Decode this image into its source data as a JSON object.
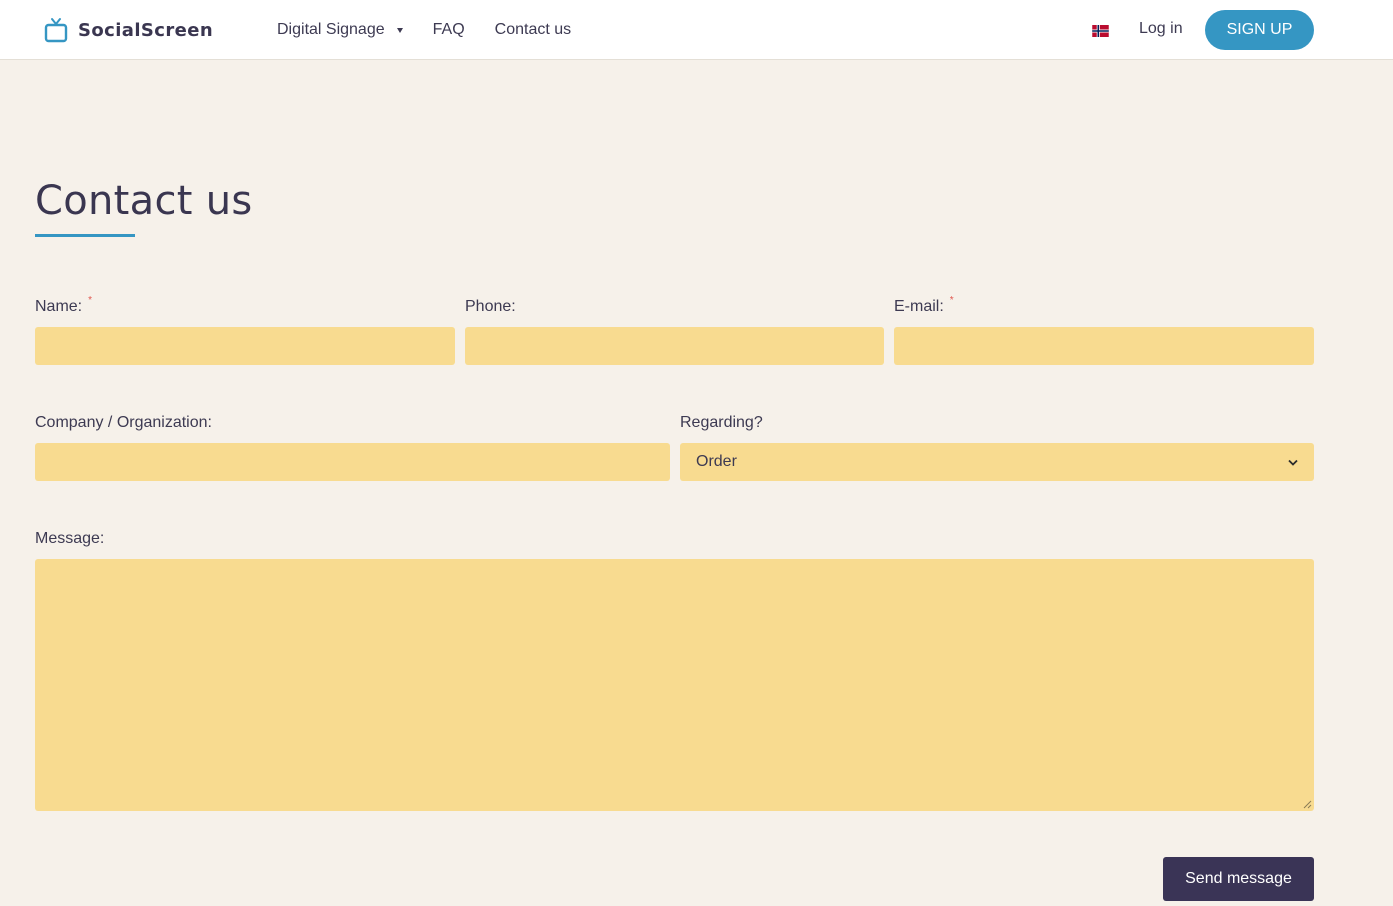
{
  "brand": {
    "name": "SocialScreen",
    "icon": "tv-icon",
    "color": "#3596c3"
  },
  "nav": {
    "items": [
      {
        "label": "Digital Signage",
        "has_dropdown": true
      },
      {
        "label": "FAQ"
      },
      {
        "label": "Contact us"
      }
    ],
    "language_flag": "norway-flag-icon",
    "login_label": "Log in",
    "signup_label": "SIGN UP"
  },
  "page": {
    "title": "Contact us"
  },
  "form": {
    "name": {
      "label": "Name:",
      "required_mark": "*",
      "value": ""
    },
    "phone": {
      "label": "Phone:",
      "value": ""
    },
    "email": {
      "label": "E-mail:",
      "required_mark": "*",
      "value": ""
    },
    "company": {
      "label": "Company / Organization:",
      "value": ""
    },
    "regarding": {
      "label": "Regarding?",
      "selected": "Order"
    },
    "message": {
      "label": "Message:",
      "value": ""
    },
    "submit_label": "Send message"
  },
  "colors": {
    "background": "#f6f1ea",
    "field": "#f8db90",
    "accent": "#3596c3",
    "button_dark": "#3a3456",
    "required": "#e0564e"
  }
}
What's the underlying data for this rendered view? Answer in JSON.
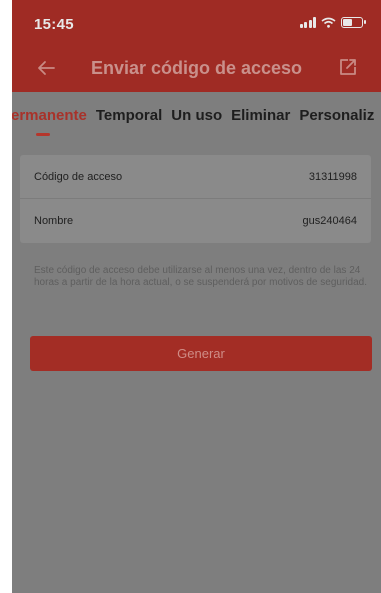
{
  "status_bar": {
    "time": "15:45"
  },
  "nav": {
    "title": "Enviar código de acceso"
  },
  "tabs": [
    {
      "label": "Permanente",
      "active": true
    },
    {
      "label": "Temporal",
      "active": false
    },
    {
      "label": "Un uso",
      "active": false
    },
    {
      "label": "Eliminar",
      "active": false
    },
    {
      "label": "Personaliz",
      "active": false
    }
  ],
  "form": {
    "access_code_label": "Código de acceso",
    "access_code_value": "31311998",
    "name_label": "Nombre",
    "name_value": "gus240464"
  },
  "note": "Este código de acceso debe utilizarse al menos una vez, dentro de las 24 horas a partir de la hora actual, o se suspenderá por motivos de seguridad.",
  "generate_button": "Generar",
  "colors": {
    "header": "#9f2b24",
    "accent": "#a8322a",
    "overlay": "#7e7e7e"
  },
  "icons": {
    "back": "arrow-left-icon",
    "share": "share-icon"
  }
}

* * *

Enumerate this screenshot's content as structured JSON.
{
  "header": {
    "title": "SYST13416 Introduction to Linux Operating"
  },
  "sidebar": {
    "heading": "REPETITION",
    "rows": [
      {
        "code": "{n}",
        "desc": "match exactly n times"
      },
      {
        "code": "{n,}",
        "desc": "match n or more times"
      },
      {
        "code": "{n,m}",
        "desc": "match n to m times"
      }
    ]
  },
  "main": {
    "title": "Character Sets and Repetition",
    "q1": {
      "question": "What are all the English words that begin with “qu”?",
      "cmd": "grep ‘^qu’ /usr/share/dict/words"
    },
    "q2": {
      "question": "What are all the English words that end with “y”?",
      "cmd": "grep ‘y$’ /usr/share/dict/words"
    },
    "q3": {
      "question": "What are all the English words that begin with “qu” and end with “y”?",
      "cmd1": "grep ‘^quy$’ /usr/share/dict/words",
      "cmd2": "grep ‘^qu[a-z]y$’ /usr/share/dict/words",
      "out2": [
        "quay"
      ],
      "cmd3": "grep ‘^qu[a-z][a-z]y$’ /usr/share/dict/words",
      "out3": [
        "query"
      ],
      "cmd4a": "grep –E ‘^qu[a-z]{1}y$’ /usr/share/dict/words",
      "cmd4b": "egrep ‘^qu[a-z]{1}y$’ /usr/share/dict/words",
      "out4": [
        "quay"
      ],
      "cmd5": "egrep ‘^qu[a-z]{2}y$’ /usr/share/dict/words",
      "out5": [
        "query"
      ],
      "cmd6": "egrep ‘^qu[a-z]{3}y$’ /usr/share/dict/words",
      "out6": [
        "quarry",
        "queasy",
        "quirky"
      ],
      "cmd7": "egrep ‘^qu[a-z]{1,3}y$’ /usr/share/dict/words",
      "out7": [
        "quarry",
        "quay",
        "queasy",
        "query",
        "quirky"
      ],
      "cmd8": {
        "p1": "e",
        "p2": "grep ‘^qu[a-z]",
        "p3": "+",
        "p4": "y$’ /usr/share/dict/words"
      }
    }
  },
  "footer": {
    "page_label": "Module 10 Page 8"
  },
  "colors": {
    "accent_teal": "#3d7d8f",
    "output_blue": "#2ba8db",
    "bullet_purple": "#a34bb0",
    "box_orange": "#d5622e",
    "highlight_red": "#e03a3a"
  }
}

--

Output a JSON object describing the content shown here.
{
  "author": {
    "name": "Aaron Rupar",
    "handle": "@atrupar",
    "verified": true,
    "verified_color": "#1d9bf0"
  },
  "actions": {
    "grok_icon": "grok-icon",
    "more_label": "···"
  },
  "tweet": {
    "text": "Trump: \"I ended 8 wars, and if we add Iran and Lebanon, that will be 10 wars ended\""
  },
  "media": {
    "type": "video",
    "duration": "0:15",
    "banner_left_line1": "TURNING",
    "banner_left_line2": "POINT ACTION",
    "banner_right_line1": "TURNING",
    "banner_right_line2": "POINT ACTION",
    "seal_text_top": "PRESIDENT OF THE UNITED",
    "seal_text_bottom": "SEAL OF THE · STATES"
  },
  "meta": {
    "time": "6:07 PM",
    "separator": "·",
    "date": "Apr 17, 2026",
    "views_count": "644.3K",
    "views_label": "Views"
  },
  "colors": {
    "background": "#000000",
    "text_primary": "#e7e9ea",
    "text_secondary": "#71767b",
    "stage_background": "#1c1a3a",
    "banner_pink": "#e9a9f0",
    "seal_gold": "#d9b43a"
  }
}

*WHAT TO WORK ON*: Your answer should be a single number: the count of lines in the entries that contain the word "this".

*COMPLETE OUTPUT*: 3